Exercise
Copy out word for word the lines of the data from the one containing "option-d: D. Five. — [336, 676, 364, 687]" through the one containing "passage-a-line: She sat", including both of those lines.

Task inputs
################

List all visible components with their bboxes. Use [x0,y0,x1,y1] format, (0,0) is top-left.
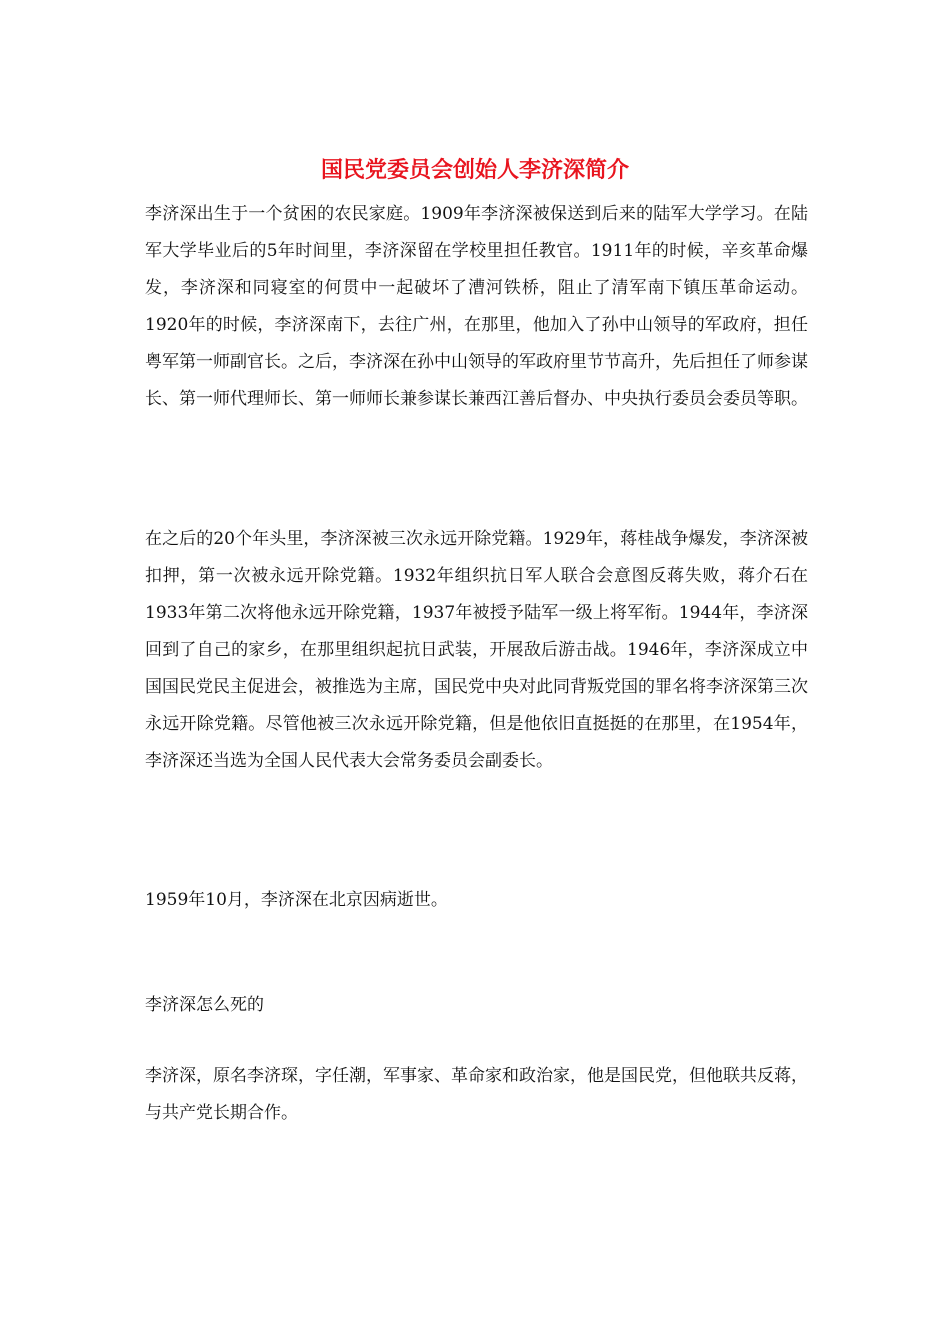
paragraph-death: 1959年10月，李济深在北京因病逝世。 [145,890,448,910]
paragraph-biography: 李济深出生于一个贫困的农民家庭。1909年李济深被保送到后来的陆军大学学习。在陆军大学毕业后的5年时间里，李济深留在学校里担任教官。1911年的时候，辛亥革命爆发，李济深和同寝室的何贯中一起破坏了漕河铁桥，阻止了清军南下镇压革命运动。1920年的时候，李济深南下，去往广州，在那里，他加入了孙中山领导的军政府，担任粤军第一师副官长。之后，李济深在孙中山领导的军政府里节节高升，先后担任了师参谋长、第一师代理师长、第一师师长兼参谋长兼西江善后督办、中央执行委员会委员等职。 [145,204,808,409]
section-heading-how-he-died: 李济深怎么死的 [145,995,264,1015]
paragraph-expulsions: 在之后的20个年头里，李济深被三次永远开除党籍。1929年，蒋桂战争爆发，李济深被扣押，第一次被永远开除党籍。1932年组织抗日军人联合会意图反蒋失败，蒋介石在1933年第二次将他永远开除党籍，1937年被授予陆军一级上将军衔。1944年，李济深回到了自己的家乡，在那里组织起抗日武装，开展敌后游击战。1946年，李济深成立中国国民党民主促进会，被推选为主席，国民党中央对此同背叛党国的罪名将李济深第三次永远开除党籍。尽管他被三次永远开除党籍，但是他依旧直挺挺的在那里，在1954年，李济深还当选为全国人民代表大会常务委员会副委长。 [145,529,808,771]
document-title: 国民党委员会创始人李济深简介 [320,157,629,183]
paragraph-summary: 李济深，原名李济琛，字任潮，军事家、革命家和政治家，他是国民党，但他联共反蒋，与共产党长期合作。 [145,1066,808,1123]
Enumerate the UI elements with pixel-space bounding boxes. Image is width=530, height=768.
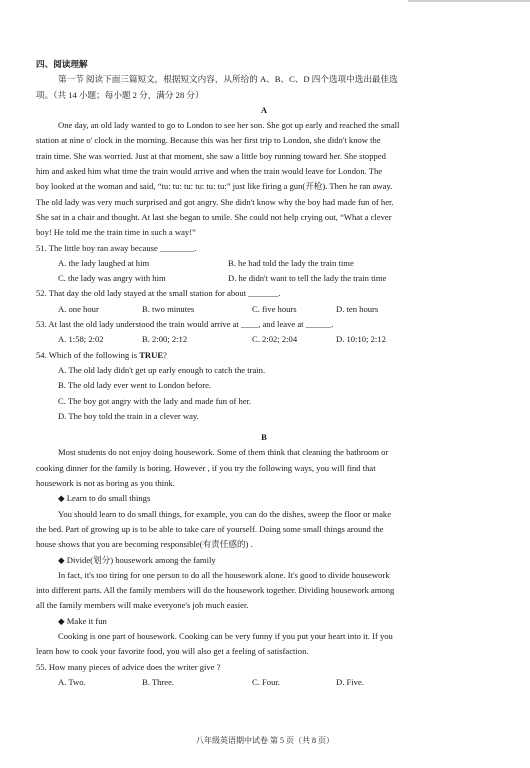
option-d: D. Five. — [336, 676, 364, 687]
question-54-stem-pre: 54. Which of the following is — [36, 349, 140, 360]
passage-a-line: She sat in a chair and thought. At last she began to smile. She could not help crying out, “What a clever — [36, 211, 392, 222]
option-c: C. The boy got angry with the lady and made fun of her. — [58, 395, 252, 406]
question-54-stem-post: ? — [163, 349, 167, 360]
option-d: D. The boy told the train in a clever way. — [58, 410, 199, 421]
question-52-stem: 52. That day the old lady stayed at the small station for about _______. — [36, 288, 281, 299]
tip-heading-2: ◆ Divide(划分) housework among the family — [58, 554, 216, 565]
option-c: C. 2:02; 2:04 — [252, 334, 298, 345]
tip-1-line: the bed. Part of growing up is to be able to take care of yourself. Doing some small things around the — [36, 523, 384, 534]
tip-3-line: Cooking is one part of housework. Cooking can be very funny if you put your heart into it. If you — [58, 630, 393, 641]
passage-a-label: A — [260, 104, 268, 115]
option-b: B. Three. — [142, 676, 175, 687]
page-footer: 八年级英语期中试卷 第 5 页（共 8 页） — [196, 736, 334, 745]
question-52-options — [36, 302, 492, 317]
passage-a-line: boy looked at the woman and said, “tu: tu: tu: tu: tu: tu:” just like firing a gun(开枪). Then he ran away. — [36, 181, 393, 192]
option-d: D. ten hours — [336, 303, 379, 314]
passage-b-intro-line: cooking dinner for the family is boring. However , if you try the following ways, you will find that — [36, 462, 376, 473]
question-54-stem — [36, 348, 492, 363]
passage-a-line: station at nine o' clock in the morning. Because this was her first trip to London, she didn't know the — [36, 135, 381, 146]
section-title: 四、阅读理解 — [36, 59, 88, 69]
option-b: B. two minutes — [142, 303, 195, 314]
passage-a-line: train time. She was worried. Just at that moment, she saw a little boy running toward her. She stopped — [36, 150, 386, 161]
option-c: C. the lady was angry with him — [58, 273, 166, 284]
exam-page — [36, 57, 492, 690]
question-53-options — [36, 332, 492, 347]
instruction-line-1: 第一节 阅读下面三篇短文，根据短文内容，从所给的 A、B、C、D 四个选项中选出最佳选 — [58, 74, 398, 85]
tip-heading-3: ◆ Make it fun — [58, 615, 107, 626]
passage-a-line: him and asked him what time the train would arrive and when the train would leave for London. The — [36, 166, 383, 177]
option-c: C. five hours — [252, 303, 297, 314]
option-a: A. 1:58; 2:02 — [58, 334, 104, 345]
tip-1-line: house shows that you are becoming responsible(有责任感的) . — [36, 539, 253, 550]
question-51-stem: 51. The little boy ran away because ________. — [36, 242, 197, 253]
question-51-options-row-1 — [36, 256, 492, 271]
option-c: C. Four. — [252, 676, 280, 687]
tip-2-line: In fact, it's too tiring for one person to do all the housework alone. It's good to divide housework — [58, 569, 390, 580]
passage-b-intro-line: housework is not as boring as you think. — [36, 478, 175, 489]
passage-b-label: B — [261, 432, 267, 443]
question-55-stem: 55. How many pieces of advice does the writer give ? — [36, 661, 221, 672]
passage-b-intro-line: Most students do not enjoy doing housework. Some of them think that cleaning the bathroom or — [58, 447, 389, 458]
question-54-stem-bold: TRUE — [139, 349, 164, 360]
tip-2-line: all the family members will make everyone's job much easier. — [36, 600, 249, 611]
option-d: D. he didn't want to tell the lady the train time — [228, 273, 387, 284]
tip-2-line: into different parts. All the family members will do the housework together. Dividing housework among — [36, 585, 395, 596]
tip-1-line: You should learn to do small things, for example, you can do the dishes, sweep the floor or make — [58, 508, 392, 519]
option-b: B. he had told the lady the train time — [228, 257, 354, 268]
option-d: D. 10:10; 2:12 — [336, 334, 386, 345]
question-51-options-row-2 — [36, 271, 492, 286]
option-a: A. Two. — [58, 676, 86, 687]
passage-a-line: One day, an old lady wanted to go to London to see her son. She got up early and reached the small — [58, 120, 400, 131]
passage-a-line: boy! He told me the train time in such a way!” — [36, 227, 196, 238]
option-b: B. 2:00; 2:12 — [142, 334, 188, 345]
option-b: B. The old lady ever went to London before. — [58, 380, 212, 391]
question-53-stem: 53. At last the old lady understood the train would arrive at ____, and leave at ______. — [36, 319, 334, 330]
passage-a-line: The old lady was very much surprised and got angry. She didn't know why the boy had made fun of her. — [36, 196, 394, 207]
top-edge-line — [408, 0, 530, 2]
option-a: A. the lady laughed at him — [58, 257, 150, 268]
passage-b — [36, 445, 492, 659]
passage-a — [36, 118, 492, 240]
tip-heading-1: ◆ Learn to do small things — [58, 493, 151, 504]
question-55-options — [36, 675, 492, 690]
option-a: A. one hour — [58, 303, 99, 314]
tip-3-line: learn how to cook your favorite food, you will also get a feeling of satisfaction. — [36, 646, 309, 657]
instruction-line-2: 项。（共 14 小题；每小题 2 分，满分 28 分） — [36, 89, 204, 100]
option-a: A. The old lady didn't get up early enough to catch the train. — [58, 364, 266, 375]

################

Exercise answer
option-d: D. Five. — [336, 676, 364, 687]
question-54-stem-pre: 54. Which of the following is — [36, 349, 140, 360]
passage-a-line: She sat in a chair and thought. At last she began to smile. She could not help crying out, “What a clever — [36, 211, 392, 222]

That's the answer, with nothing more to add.